Stated exercise: Each line that contains the string "JSON" counts once; report how many such lines appear in the data, as a number only.

┄┄┄┄┄┄┄┄┄┄┄┄┄┄┄┄┄┄┄┄

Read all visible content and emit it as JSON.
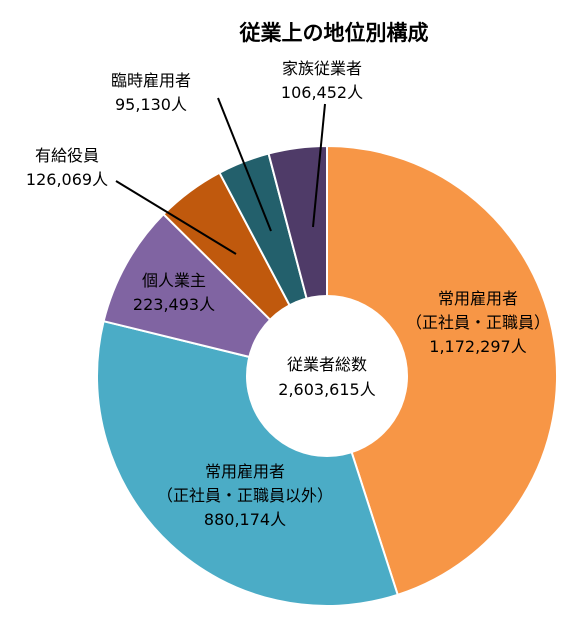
{
  "chart_data": {
    "type": "pie",
    "variant": "donut",
    "title": "従業上の地位別構成",
    "unit": "人",
    "center": {
      "label": "従業者総数",
      "value": "2,603,615人"
    },
    "slices": [
      {
        "name_lines": [
          "常用雇用者",
          "（正社員・正職員）"
        ],
        "value": 1172297,
        "value_text": "1,172,297人",
        "color": "#F79646"
      },
      {
        "name_lines": [
          "常用雇用者",
          "（正社員・正職員以外）"
        ],
        "value": 880174,
        "value_text": "880,174人",
        "color": "#4BACC6"
      },
      {
        "name_lines": [
          "個人業主"
        ],
        "value": 223493,
        "value_text": "223,493人",
        "color": "#8064A2"
      },
      {
        "name_lines": [
          "有給役員"
        ],
        "value": 126069,
        "value_text": "126,069人",
        "color": "#C0590D"
      },
      {
        "name_lines": [
          "臨時雇用者"
        ],
        "value": 95130,
        "value_text": "95,130人",
        "color": "#23606C"
      },
      {
        "name_lines": [
          "家族従業者"
        ],
        "value": 106452,
        "value_text": "106,452人",
        "color": "#4F3B68"
      }
    ]
  }
}
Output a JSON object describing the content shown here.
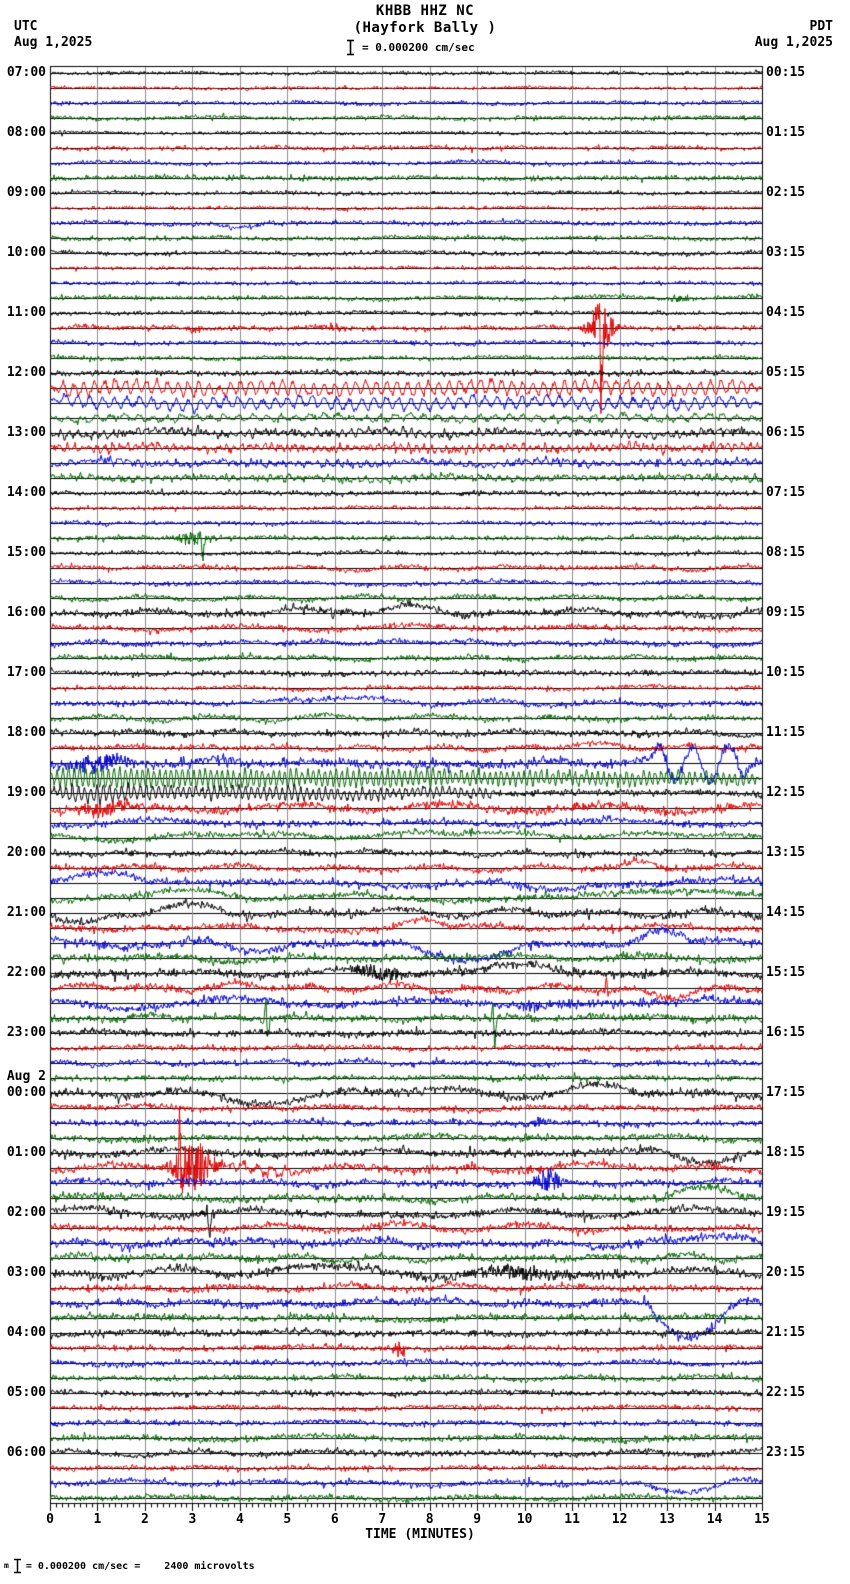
{
  "header": {
    "tz_left": "UTC",
    "date_left": "Aug 1,2025",
    "tz_right": "PDT",
    "date_right": "Aug 1,2025",
    "title": "KHBB HHZ NC",
    "subtitle": "(Hayfork Bally )",
    "scale_label": "= 0.000200 cm/sec"
  },
  "footer": {
    "prefix": "m",
    "scale_note": "= 0.000200 cm/sec =    2400 microvolts"
  },
  "chart_data": {
    "type": "line",
    "kind": "helicorder-seismogram",
    "station": "KHBB",
    "channel": "HHZ",
    "network": "NC",
    "station_name": "Hayfork Bally",
    "xlabel": "TIME (MINUTES)",
    "x_range": [
      0,
      15
    ],
    "x_ticks": [
      "0",
      "1",
      "2",
      "3",
      "4",
      "5",
      "6",
      "7",
      "8",
      "9",
      "10",
      "11",
      "12",
      "13",
      "14",
      "15"
    ],
    "minutes_per_line": 15,
    "grid": true,
    "grid_color": "#8c8c8c",
    "trace_colors": [
      "#000000",
      "#dd0000",
      "#0000cc",
      "#006600"
    ],
    "date_break_label": "Aug 2",
    "date_break_row": 17,
    "rows": [
      {
        "utc": "07:00",
        "pdt": "00:15",
        "traces": [
          [
            1.1,
            0.3
          ],
          [
            1.0,
            0.4
          ],
          [
            1.3,
            0.5
          ],
          [
            1.4,
            0.5
          ]
        ]
      },
      {
        "utc": "08:00",
        "pdt": "01:15",
        "traces": [
          [
            1.1,
            0.4
          ],
          [
            1.4,
            0.4
          ],
          [
            1.3,
            0.6
          ],
          [
            1.7,
            0.5
          ]
        ]
      },
      {
        "utc": "09:00",
        "pdt": "02:15",
        "traces": [
          [
            1.2,
            0.4
          ],
          [
            1.1,
            0.4
          ],
          [
            1.5,
            0.8
          ],
          [
            1.4,
            0.7
          ]
        ]
      },
      {
        "utc": "10:00",
        "pdt": "03:15",
        "traces": [
          [
            1.4,
            0.6
          ],
          [
            1.1,
            0.4
          ],
          [
            1.2,
            0.5
          ],
          [
            1.4,
            0.8
          ]
        ]
      },
      {
        "utc": "11:00",
        "pdt": "04:15",
        "traces": [
          [
            1.4,
            0.6
          ],
          [
            1.6,
            0.5
          ],
          [
            1.4,
            0.6
          ],
          [
            1.4,
            0.6
          ]
        ]
      },
      {
        "utc": "12:00",
        "pdt": "05:15",
        "traces": [
          [
            1.8,
            0.5
          ],
          [
            2.0,
            1.0
          ],
          [
            1.8,
            1.0
          ],
          [
            1.6,
            0.8
          ]
        ]
      },
      {
        "utc": "13:00",
        "pdt": "06:15",
        "traces": [
          [
            2.2,
            0.8
          ],
          [
            2.2,
            0.6
          ],
          [
            2.0,
            0.8
          ],
          [
            2.0,
            0.6
          ]
        ]
      },
      {
        "utc": "14:00",
        "pdt": "07:15",
        "traces": [
          [
            1.6,
            0.5
          ],
          [
            1.3,
            0.4
          ],
          [
            1.3,
            0.4
          ],
          [
            1.6,
            0.4
          ]
        ]
      },
      {
        "utc": "15:00",
        "pdt": "08:15",
        "traces": [
          [
            1.4,
            0.5
          ],
          [
            1.6,
            1.0
          ],
          [
            1.5,
            0.8
          ],
          [
            1.6,
            0.8
          ]
        ]
      },
      {
        "utc": "16:00",
        "pdt": "09:15",
        "traces": [
          [
            2.2,
            1.2
          ],
          [
            1.8,
            1.0
          ],
          [
            1.8,
            1.2
          ],
          [
            1.7,
            0.8
          ]
        ]
      },
      {
        "utc": "17:00",
        "pdt": "10:15",
        "traces": [
          [
            1.8,
            0.8
          ],
          [
            1.5,
            0.6
          ],
          [
            1.8,
            1.4
          ],
          [
            1.8,
            1.2
          ]
        ]
      },
      {
        "utc": "18:00",
        "pdt": "11:15",
        "traces": [
          [
            2.0,
            1.0
          ],
          [
            1.8,
            1.0
          ],
          [
            3.0,
            2.0
          ],
          [
            2.2,
            0.8
          ]
        ]
      },
      {
        "utc": "19:00",
        "pdt": "12:15",
        "traces": [
          [
            2.2,
            1.0
          ],
          [
            2.8,
            1.5
          ],
          [
            2.2,
            1.2
          ],
          [
            2.0,
            1.5
          ]
        ]
      },
      {
        "utc": "20:00",
        "pdt": "13:15",
        "traces": [
          [
            2.0,
            1.2
          ],
          [
            2.0,
            1.2
          ],
          [
            2.4,
            2.0
          ],
          [
            2.2,
            1.5
          ]
        ]
      },
      {
        "utc": "21:00",
        "pdt": "14:15",
        "traces": [
          [
            2.4,
            1.8
          ],
          [
            2.2,
            1.5
          ],
          [
            2.6,
            2.0
          ],
          [
            2.4,
            1.8
          ]
        ]
      },
      {
        "utc": "22:00",
        "pdt": "15:15",
        "traces": [
          [
            2.6,
            1.5
          ],
          [
            2.4,
            1.8
          ],
          [
            2.8,
            2.0
          ],
          [
            2.4,
            1.0
          ]
        ]
      },
      {
        "utc": "23:00",
        "pdt": "16:15",
        "traces": [
          [
            2.2,
            0.8
          ],
          [
            1.8,
            0.6
          ],
          [
            1.8,
            1.0
          ],
          [
            1.8,
            0.8
          ]
        ]
      },
      {
        "utc": "00:00",
        "pdt": "17:15",
        "traces": [
          [
            2.6,
            1.8
          ],
          [
            2.0,
            1.2
          ],
          [
            2.0,
            1.0
          ],
          [
            2.2,
            1.4
          ]
        ]
      },
      {
        "utc": "01:00",
        "pdt": "18:15",
        "traces": [
          [
            2.4,
            1.6
          ],
          [
            2.4,
            1.8
          ],
          [
            2.2,
            1.2
          ],
          [
            2.4,
            1.8
          ]
        ]
      },
      {
        "utc": "02:00",
        "pdt": "19:15",
        "traces": [
          [
            2.4,
            1.8
          ],
          [
            2.2,
            1.6
          ],
          [
            2.6,
            2.2
          ],
          [
            2.2,
            1.4
          ]
        ]
      },
      {
        "utc": "03:00",
        "pdt": "20:15",
        "traces": [
          [
            2.8,
            2.0
          ],
          [
            2.2,
            1.2
          ],
          [
            2.4,
            1.6
          ],
          [
            2.2,
            1.2
          ]
        ]
      },
      {
        "utc": "04:00",
        "pdt": "21:15",
        "traces": [
          [
            2.2,
            1.0
          ],
          [
            1.8,
            0.6
          ],
          [
            1.8,
            0.8
          ],
          [
            1.8,
            0.8
          ]
        ]
      },
      {
        "utc": "05:00",
        "pdt": "22:15",
        "traces": [
          [
            1.8,
            0.8
          ],
          [
            1.6,
            0.6
          ],
          [
            1.8,
            0.8
          ],
          [
            2.0,
            1.0
          ]
        ]
      },
      {
        "utc": "06:00",
        "pdt": "23:15",
        "traces": [
          [
            2.0,
            1.0
          ],
          [
            1.6,
            0.6
          ],
          [
            2.0,
            1.2
          ],
          [
            1.8,
            0.8
          ]
        ]
      }
    ],
    "events": [
      {
        "r": 2,
        "t": 2,
        "k": "hump",
        "t0": 3.4,
        "t1": 4.6,
        "a": -5
      },
      {
        "r": 3,
        "t": 3,
        "k": "burst",
        "t0": 13.05,
        "t1": 13.65,
        "a": 4
      },
      {
        "r": 4,
        "t": 1,
        "k": "burst",
        "t0": 2.85,
        "t1": 3.25,
        "a": 4
      },
      {
        "r": 4,
        "t": 1,
        "k": "burst",
        "t0": 5.6,
        "t1": 6.4,
        "a": 3.5
      },
      {
        "r": 4,
        "t": 1,
        "k": "burst",
        "t0": 11.25,
        "t1": 11.95,
        "a": 26
      },
      {
        "r": 4,
        "t": 1,
        "k": "spike",
        "t0": 11.57,
        "a": 28,
        "a2": 62
      },
      {
        "r": 5,
        "t": 1,
        "k": "sine",
        "t0": 0,
        "t1": 15,
        "a": 6,
        "p": 0.22
      },
      {
        "r": 5,
        "t": 2,
        "k": "sine",
        "t0": 0,
        "t1": 15,
        "a": 5,
        "p": 0.26
      },
      {
        "r": 5,
        "t": 3,
        "k": "sine",
        "t0": 0,
        "t1": 15,
        "a": 2.5,
        "p": 0.3
      },
      {
        "r": 6,
        "t": 0,
        "k": "sine",
        "t0": 0,
        "t1": 15,
        "a": 2,
        "p": 0.18
      },
      {
        "r": 6,
        "t": 1,
        "k": "sine",
        "t0": 0,
        "t1": 15,
        "a": 2.2,
        "p": 0.16
      },
      {
        "r": 6,
        "t": 2,
        "k": "sine",
        "t0": 0,
        "t1": 15,
        "a": 1.6,
        "p": 0.2
      },
      {
        "r": 6,
        "t": 3,
        "k": "sine",
        "t0": 0,
        "t1": 15,
        "a": 1.6,
        "p": 0.2
      },
      {
        "r": 7,
        "t": 3,
        "k": "burst",
        "t0": 2.55,
        "t1": 3.45,
        "a": 7
      },
      {
        "r": 7,
        "t": 3,
        "k": "spike",
        "t0": 3.18,
        "a": 4,
        "a2": 19
      },
      {
        "r": 9,
        "t": 0,
        "k": "hump",
        "t0": 4.4,
        "t1": 5.7,
        "a": 7
      },
      {
        "r": 9,
        "t": 0,
        "k": "spike",
        "t0": 5.92,
        "a": 2,
        "a2": 9
      },
      {
        "r": 9,
        "t": 0,
        "k": "hump",
        "t0": 6.8,
        "t1": 8.6,
        "a": 6
      },
      {
        "r": 10,
        "t": 2,
        "k": "hump",
        "t0": 4.8,
        "t1": 7.2,
        "a": 5
      },
      {
        "r": 11,
        "t": 2,
        "k": "burst",
        "t0": 0.05,
        "t1": 1.9,
        "a": 8
      },
      {
        "r": 11,
        "t": 2,
        "k": "sine",
        "t0": 12.6,
        "t1": 14.85,
        "a": 18,
        "p": 0.75
      },
      {
        "r": 11,
        "t": 3,
        "k": "sine",
        "t0": 0,
        "t1": 15,
        "a": 9,
        "p": 0.12,
        "d": 0.55
      },
      {
        "r": 11,
        "t": 1,
        "k": "hump",
        "t0": 10.4,
        "t1": 12.2,
        "a": 4
      },
      {
        "r": 12,
        "t": 0,
        "k": "sine",
        "t0": 0.05,
        "t1": 9.5,
        "a": 7,
        "p": 0.13,
        "d": 0.5
      },
      {
        "r": 12,
        "t": 1,
        "k": "burst",
        "t0": 0.2,
        "t1": 2,
        "a": 6
      },
      {
        "r": 12,
        "t": 3,
        "k": "hump",
        "t0": 2.5,
        "t1": 14.9,
        "a": 5
      },
      {
        "r": 13,
        "t": 3,
        "k": "hump",
        "t0": 1.9,
        "t1": 4.3,
        "a": 8
      },
      {
        "r": 13,
        "t": 3,
        "k": "hump",
        "t0": 10.9,
        "t1": 15,
        "a": 8
      },
      {
        "r": 13,
        "t": 2,
        "k": "hump",
        "t0": 0,
        "t1": 2.2,
        "a": 10
      },
      {
        "r": 13,
        "t": 2,
        "k": "hump",
        "t0": 9.4,
        "t1": 11.6,
        "a": -9
      },
      {
        "r": 13,
        "t": 1,
        "k": "hump",
        "t0": 11.9,
        "t1": 13,
        "a": 5
      },
      {
        "r": 14,
        "t": 0,
        "k": "hump",
        "t0": 0,
        "t1": 1.4,
        "a": -10
      },
      {
        "r": 14,
        "t": 0,
        "k": "hump",
        "t0": 1.7,
        "t1": 3.7,
        "a": 7
      },
      {
        "r": 14,
        "t": 2,
        "k": "hump",
        "t0": 3.3,
        "t1": 5.2,
        "a": -12
      },
      {
        "r": 14,
        "t": 2,
        "k": "hump",
        "t0": 7.4,
        "t1": 10,
        "a": -17
      },
      {
        "r": 14,
        "t": 2,
        "k": "hump",
        "t0": 12.2,
        "t1": 13.5,
        "a": 13
      },
      {
        "r": 14,
        "t": 1,
        "k": "hump",
        "t0": 7.2,
        "t1": 8.4,
        "a": 7
      },
      {
        "r": 15,
        "t": 0,
        "k": "burst",
        "t0": 6.2,
        "t1": 7.7,
        "a": 8
      },
      {
        "r": 15,
        "t": 0,
        "k": "hump",
        "t0": 8.9,
        "t1": 10.9,
        "a": 8
      },
      {
        "r": 15,
        "t": 1,
        "k": "spike",
        "t0": 11.72,
        "a": 17,
        "a2": 5
      },
      {
        "r": 15,
        "t": 1,
        "k": "hump",
        "t0": 12.2,
        "t1": 14.3,
        "a": -8
      },
      {
        "r": 15,
        "t": 3,
        "k": "spike",
        "t0": 4.55,
        "a": 20,
        "a2": 21
      },
      {
        "r": 15,
        "t": 3,
        "k": "spike",
        "t0": 9.33,
        "a": 24,
        "a2": 26
      },
      {
        "r": 15,
        "t": 2,
        "k": "burst",
        "t0": 9.75,
        "t1": 10.45,
        "a": 6
      },
      {
        "r": 17,
        "t": 0,
        "k": "hump",
        "t0": 2.7,
        "t1": 6.3,
        "a": -7
      },
      {
        "r": 17,
        "t": 0,
        "k": "hump",
        "t0": 10.7,
        "t1": 12.5,
        "a": 6
      },
      {
        "r": 17,
        "t": 2,
        "k": "burst",
        "t0": 9.85,
        "t1": 10.75,
        "a": 4
      },
      {
        "r": 18,
        "t": 1,
        "k": "burst",
        "t0": 2.4,
        "t1": 3.65,
        "a": 24
      },
      {
        "r": 18,
        "t": 1,
        "k": "spike",
        "t0": 2.73,
        "a": 70,
        "a2": 12
      },
      {
        "r": 18,
        "t": 1,
        "k": "sine",
        "t0": 3.7,
        "t1": 5.3,
        "a": 4,
        "p": 0.3
      },
      {
        "r": 18,
        "t": 2,
        "k": "burst",
        "t0": 10.1,
        "t1": 10.9,
        "a": 13
      },
      {
        "r": 18,
        "t": 0,
        "k": "hump",
        "t0": 6.4,
        "t1": 8.1,
        "a": 5
      },
      {
        "r": 18,
        "t": 0,
        "k": "hump",
        "t0": 12.9,
        "t1": 14.7,
        "a": -8
      },
      {
        "r": 18,
        "t": 3,
        "k": "hump",
        "t0": 12.9,
        "t1": 14.6,
        "a": 8
      },
      {
        "r": 19,
        "t": 0,
        "k": "spike",
        "t0": 3.32,
        "a": 8,
        "a2": 26
      },
      {
        "r": 19,
        "t": 0,
        "k": "burst",
        "t0": 3.05,
        "t1": 3.55,
        "a": 5
      },
      {
        "r": 19,
        "t": 2,
        "k": "hump",
        "t0": 13.1,
        "t1": 15,
        "a": 8
      },
      {
        "r": 20,
        "t": 0,
        "k": "hump",
        "t0": 4.4,
        "t1": 7.1,
        "a": 6
      },
      {
        "r": 20,
        "t": 0,
        "k": "burst",
        "t0": 8.3,
        "t1": 11.3,
        "a": 6
      },
      {
        "r": 20,
        "t": 2,
        "k": "spike",
        "t0": 12.52,
        "a": 12,
        "a2": 3
      },
      {
        "r": 20,
        "t": 2,
        "k": "hump",
        "t0": 12.6,
        "t1": 14.35,
        "a": -36
      },
      {
        "r": 20,
        "t": 2,
        "k": "hump",
        "t0": 14.35,
        "t1": 15,
        "a": 5
      },
      {
        "r": 21,
        "t": 1,
        "k": "burst",
        "t0": 7.1,
        "t1": 7.65,
        "a": 7
      },
      {
        "r": 23,
        "t": 2,
        "k": "hump",
        "t0": 12.4,
        "t1": 14.4,
        "a": -8
      }
    ]
  }
}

┄┄┄┄┄┄┄┄┄┄┄┄┄┄┄┄┄┄┄┄

Exercise solution: 2